_What this task involves_
Repeat, line for line, the entries printed below.

_Dataset rows_
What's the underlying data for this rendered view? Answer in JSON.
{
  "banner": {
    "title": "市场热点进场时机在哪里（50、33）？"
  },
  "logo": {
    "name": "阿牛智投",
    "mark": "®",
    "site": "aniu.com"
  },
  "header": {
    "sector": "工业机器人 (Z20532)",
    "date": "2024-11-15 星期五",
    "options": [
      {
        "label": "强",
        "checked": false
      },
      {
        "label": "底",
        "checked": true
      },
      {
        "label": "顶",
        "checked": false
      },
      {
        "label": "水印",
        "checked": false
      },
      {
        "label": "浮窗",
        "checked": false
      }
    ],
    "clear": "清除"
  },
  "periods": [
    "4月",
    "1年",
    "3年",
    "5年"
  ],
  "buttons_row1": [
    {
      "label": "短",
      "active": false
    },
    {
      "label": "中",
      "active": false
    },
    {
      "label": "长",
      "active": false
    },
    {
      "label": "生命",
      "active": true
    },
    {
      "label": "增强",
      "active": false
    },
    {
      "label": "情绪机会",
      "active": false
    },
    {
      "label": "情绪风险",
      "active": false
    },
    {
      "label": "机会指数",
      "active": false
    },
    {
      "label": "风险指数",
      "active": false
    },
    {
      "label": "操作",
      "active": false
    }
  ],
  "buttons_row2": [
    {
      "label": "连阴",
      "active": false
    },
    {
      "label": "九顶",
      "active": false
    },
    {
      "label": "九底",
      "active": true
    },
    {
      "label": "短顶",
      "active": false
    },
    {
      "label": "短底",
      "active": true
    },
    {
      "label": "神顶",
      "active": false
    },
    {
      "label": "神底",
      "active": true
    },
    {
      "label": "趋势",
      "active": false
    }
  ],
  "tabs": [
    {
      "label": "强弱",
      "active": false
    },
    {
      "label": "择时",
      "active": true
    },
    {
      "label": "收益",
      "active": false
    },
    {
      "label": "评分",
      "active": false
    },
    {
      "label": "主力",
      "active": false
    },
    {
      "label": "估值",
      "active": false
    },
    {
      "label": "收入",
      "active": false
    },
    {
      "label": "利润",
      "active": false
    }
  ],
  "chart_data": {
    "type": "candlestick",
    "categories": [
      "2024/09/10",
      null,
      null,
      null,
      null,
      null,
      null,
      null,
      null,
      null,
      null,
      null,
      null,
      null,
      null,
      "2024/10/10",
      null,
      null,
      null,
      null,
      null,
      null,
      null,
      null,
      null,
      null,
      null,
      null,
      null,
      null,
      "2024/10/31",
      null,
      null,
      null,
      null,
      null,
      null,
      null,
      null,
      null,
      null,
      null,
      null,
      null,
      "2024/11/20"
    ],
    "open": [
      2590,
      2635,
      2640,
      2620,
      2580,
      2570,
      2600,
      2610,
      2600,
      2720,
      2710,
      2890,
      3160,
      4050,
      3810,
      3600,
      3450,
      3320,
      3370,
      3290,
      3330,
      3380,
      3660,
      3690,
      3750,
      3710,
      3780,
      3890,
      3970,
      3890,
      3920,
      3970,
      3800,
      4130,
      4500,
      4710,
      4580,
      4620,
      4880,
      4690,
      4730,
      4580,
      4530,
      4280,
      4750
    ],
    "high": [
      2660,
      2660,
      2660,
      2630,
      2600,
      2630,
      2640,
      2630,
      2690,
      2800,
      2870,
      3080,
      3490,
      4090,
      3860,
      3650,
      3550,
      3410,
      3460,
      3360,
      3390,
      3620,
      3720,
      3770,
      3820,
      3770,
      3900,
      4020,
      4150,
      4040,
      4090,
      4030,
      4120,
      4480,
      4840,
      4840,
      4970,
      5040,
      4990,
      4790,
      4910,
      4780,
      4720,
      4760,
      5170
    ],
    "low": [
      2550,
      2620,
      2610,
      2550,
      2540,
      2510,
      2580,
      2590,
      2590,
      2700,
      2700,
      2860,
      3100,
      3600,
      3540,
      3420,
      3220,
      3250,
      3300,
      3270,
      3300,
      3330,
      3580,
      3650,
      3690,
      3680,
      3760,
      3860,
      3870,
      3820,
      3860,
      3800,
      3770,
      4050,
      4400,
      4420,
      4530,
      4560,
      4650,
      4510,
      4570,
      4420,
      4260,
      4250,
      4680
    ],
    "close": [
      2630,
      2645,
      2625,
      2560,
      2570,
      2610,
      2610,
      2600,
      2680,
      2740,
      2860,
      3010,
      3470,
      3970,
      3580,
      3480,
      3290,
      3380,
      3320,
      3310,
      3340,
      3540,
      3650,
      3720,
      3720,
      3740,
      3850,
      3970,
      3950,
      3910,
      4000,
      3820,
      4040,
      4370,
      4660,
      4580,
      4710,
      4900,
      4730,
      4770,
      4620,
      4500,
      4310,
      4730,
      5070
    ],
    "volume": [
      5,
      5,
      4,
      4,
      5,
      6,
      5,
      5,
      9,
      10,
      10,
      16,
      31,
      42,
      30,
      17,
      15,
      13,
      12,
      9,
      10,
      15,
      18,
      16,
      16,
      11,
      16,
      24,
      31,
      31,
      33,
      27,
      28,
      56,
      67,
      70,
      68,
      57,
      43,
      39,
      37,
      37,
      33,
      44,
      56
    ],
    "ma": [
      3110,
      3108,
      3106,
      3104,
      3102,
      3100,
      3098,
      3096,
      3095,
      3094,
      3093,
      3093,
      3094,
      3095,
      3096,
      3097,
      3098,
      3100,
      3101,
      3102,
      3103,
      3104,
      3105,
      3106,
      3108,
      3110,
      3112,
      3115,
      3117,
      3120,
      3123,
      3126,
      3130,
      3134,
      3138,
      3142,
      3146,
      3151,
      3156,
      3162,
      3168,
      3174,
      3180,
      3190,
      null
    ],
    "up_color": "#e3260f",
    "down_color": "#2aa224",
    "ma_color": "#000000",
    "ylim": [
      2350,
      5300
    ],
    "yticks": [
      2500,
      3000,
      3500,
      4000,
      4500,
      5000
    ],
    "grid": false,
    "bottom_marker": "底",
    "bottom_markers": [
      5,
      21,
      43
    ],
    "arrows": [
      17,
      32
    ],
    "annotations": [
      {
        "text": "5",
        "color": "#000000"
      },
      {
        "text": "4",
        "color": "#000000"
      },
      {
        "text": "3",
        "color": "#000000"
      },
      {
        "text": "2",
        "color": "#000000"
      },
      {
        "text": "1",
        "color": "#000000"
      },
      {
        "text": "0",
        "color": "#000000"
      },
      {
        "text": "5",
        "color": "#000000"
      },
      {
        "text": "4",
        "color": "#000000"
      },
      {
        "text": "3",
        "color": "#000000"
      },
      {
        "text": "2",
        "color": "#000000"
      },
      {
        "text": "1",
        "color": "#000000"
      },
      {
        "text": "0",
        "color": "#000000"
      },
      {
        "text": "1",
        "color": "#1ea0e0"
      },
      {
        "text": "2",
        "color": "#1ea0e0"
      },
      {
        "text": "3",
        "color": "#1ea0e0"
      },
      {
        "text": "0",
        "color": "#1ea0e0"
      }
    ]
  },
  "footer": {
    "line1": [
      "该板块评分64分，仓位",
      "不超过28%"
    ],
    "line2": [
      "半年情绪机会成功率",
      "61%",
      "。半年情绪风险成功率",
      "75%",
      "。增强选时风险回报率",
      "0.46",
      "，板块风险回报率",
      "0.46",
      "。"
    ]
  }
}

_Response below_
What's the underlying data for this rendered view? Answer in JSON.
{
  "banner": {
    "title": "市场热点进场时机在哪里（50、33）？"
  },
  "logo": {
    "name": "阿牛智投",
    "mark": "®",
    "site": "aniu.com"
  },
  "header": {
    "sector": "工业机器人 (Z20532)",
    "date": "2024-11-15 星期五",
    "options": [
      {
        "label": "强",
        "checked": false
      },
      {
        "label": "底",
        "checked": true
      },
      {
        "label": "顶",
        "checked": false
      },
      {
        "label": "水印",
        "checked": false
      },
      {
        "label": "浮窗",
        "checked": false
      }
    ],
    "clear": "清除"
  },
  "periods": [
    "4月",
    "1年",
    "3年",
    "5年"
  ],
  "buttons_row1": [
    {
      "label": "短",
      "active": false
    },
    {
      "label": "中",
      "active": false
    },
    {
      "label": "长",
      "active": false
    },
    {
      "label": "生命",
      "active": true
    },
    {
      "label": "增强",
      "active": false
    },
    {
      "label": "情绪机会",
      "active": false
    },
    {
      "label": "情绪风险",
      "active": false
    },
    {
      "label": "机会指数",
      "active": false
    },
    {
      "label": "风险指数",
      "active": false
    },
    {
      "label": "操作",
      "active": false
    }
  ],
  "buttons_row2": [
    {
      "label": "连阴",
      "active": false
    },
    {
      "label": "九顶",
      "active": false
    },
    {
      "label": "九底",
      "active": true
    },
    {
      "label": "短顶",
      "active": false
    },
    {
      "label": "短底",
      "active": true
    },
    {
      "label": "神顶",
      "active": false
    },
    {
      "label": "神底",
      "active": true
    },
    {
      "label": "趋势",
      "active": false
    }
  ],
  "tabs": [
    {
      "label": "强弱",
      "active": false
    },
    {
      "label": "择时",
      "active": true
    },
    {
      "label": "收益",
      "active": false
    },
    {
      "label": "评分",
      "active": false
    },
    {
      "label": "主力",
      "active": false
    },
    {
      "label": "估值",
      "active": false
    },
    {
      "label": "收入",
      "active": false
    },
    {
      "label": "利润",
      "active": false
    }
  ],
  "chart_data": {
    "type": "candlestick",
    "categories": [
      "2024/09/10",
      null,
      null,
      null,
      null,
      null,
      null,
      null,
      null,
      null,
      null,
      null,
      null,
      null,
      null,
      "2024/10/10",
      null,
      null,
      null,
      null,
      null,
      null,
      null,
      null,
      null,
      null,
      null,
      null,
      null,
      null,
      "2024/10/31",
      null,
      null,
      null,
      null,
      null,
      null,
      null,
      null,
      null,
      null,
      null,
      null,
      null,
      "2024/11/20"
    ],
    "open": [
      2590,
      2635,
      2640,
      2620,
      2580,
      2570,
      2600,
      2610,
      2600,
      2720,
      2710,
      2890,
      3160,
      4050,
      3810,
      3600,
      3450,
      3320,
      3370,
      3290,
      3330,
      3380,
      3660,
      3690,
      3750,
      3710,
      3780,
      3890,
      3970,
      3890,
      3920,
      3970,
      3800,
      4130,
      4500,
      4710,
      4580,
      4620,
      4880,
      4690,
      4730,
      4580,
      4530,
      4280,
      4750
    ],
    "high": [
      2660,
      2660,
      2660,
      2630,
      2600,
      2630,
      2640,
      2630,
      2690,
      2800,
      2870,
      3080,
      3490,
      4090,
      3860,
      3650,
      3550,
      3410,
      3460,
      3360,
      3390,
      3620,
      3720,
      3770,
      3820,
      3770,
      3900,
      4020,
      4150,
      4040,
      4090,
      4030,
      4120,
      4480,
      4840,
      4840,
      4970,
      5040,
      4990,
      4790,
      4910,
      4780,
      4720,
      4760,
      5170
    ],
    "low": [
      2550,
      2620,
      2610,
      2550,
      2540,
      2510,
      2580,
      2590,
      2590,
      2700,
      2700,
      2860,
      3100,
      3600,
      3540,
      3420,
      3220,
      3250,
      3300,
      3270,
      3300,
      3330,
      3580,
      3650,
      3690,
      3680,
      3760,
      3860,
      3870,
      3820,
      3860,
      3800,
      3770,
      4050,
      4400,
      4420,
      4530,
      4560,
      4650,
      4510,
      4570,
      4420,
      4260,
      4250,
      4680
    ],
    "close": [
      2630,
      2645,
      2625,
      2560,
      2570,
      2610,
      2610,
      2600,
      2680,
      2740,
      2860,
      3010,
      3470,
      3970,
      3580,
      3480,
      3290,
      3380,
      3320,
      3310,
      3340,
      3540,
      3650,
      3720,
      3720,
      3740,
      3850,
      3970,
      3950,
      3910,
      4000,
      3820,
      4040,
      4370,
      4660,
      4580,
      4710,
      4900,
      4730,
      4770,
      4620,
      4500,
      4310,
      4730,
      5070
    ],
    "volume": [
      5,
      5,
      4,
      4,
      5,
      6,
      5,
      5,
      9,
      10,
      10,
      16,
      31,
      42,
      30,
      17,
      15,
      13,
      12,
      9,
      10,
      15,
      18,
      16,
      16,
      11,
      16,
      24,
      31,
      31,
      33,
      27,
      28,
      56,
      67,
      70,
      68,
      57,
      43,
      39,
      37,
      37,
      33,
      44,
      56
    ],
    "ma": [
      3110,
      3108,
      3106,
      3104,
      3102,
      3100,
      3098,
      3096,
      3095,
      3094,
      3093,
      3093,
      3094,
      3095,
      3096,
      3097,
      3098,
      3100,
      3101,
      3102,
      3103,
      3104,
      3105,
      3106,
      3108,
      3110,
      3112,
      3115,
      3117,
      3120,
      3123,
      3126,
      3130,
      3134,
      3138,
      3142,
      3146,
      3151,
      3156,
      3162,
      3168,
      3174,
      3180,
      3190,
      null
    ],
    "up_color": "#e3260f",
    "down_color": "#2aa224",
    "ma_color": "#000000",
    "ylim": [
      2350,
      5300
    ],
    "yticks": [
      2500,
      3000,
      3500,
      4000,
      4500,
      5000
    ],
    "grid": false,
    "bottom_marker": "底",
    "bottom_markers": [
      5,
      21,
      43
    ],
    "arrows": [
      17,
      32
    ],
    "annotations": [
      {
        "text": "5",
        "color": "#000000"
      },
      {
        "text": "4",
        "color": "#000000"
      },
      {
        "text": "3",
        "color": "#000000"
      },
      {
        "text": "2",
        "color": "#000000"
      },
      {
        "text": "1",
        "color": "#000000"
      },
      {
        "text": "0",
        "color": "#000000"
      },
      {
        "text": "5",
        "color": "#000000"
      },
      {
        "text": "4",
        "color": "#000000"
      },
      {
        "text": "3",
        "color": "#000000"
      },
      {
        "text": "2",
        "color": "#000000"
      },
      {
        "text": "1",
        "color": "#000000"
      },
      {
        "text": "0",
        "color": "#000000"
      },
      {
        "text": "1",
        "color": "#1ea0e0"
      },
      {
        "text": "2",
        "color": "#1ea0e0"
      },
      {
        "text": "3",
        "color": "#1ea0e0"
      },
      {
        "text": "0",
        "color": "#1ea0e0"
      }
    ]
  },
  "footer": {
    "line1": [
      "该板块评分64分，仓位",
      "不超过28%"
    ],
    "line2": [
      "半年情绪机会成功率",
      "61%",
      "。半年情绪风险成功率",
      "75%",
      "。增强选时风险回报率",
      "0.46",
      "，板块风险回报率",
      "0.46",
      "。"
    ]
  }
}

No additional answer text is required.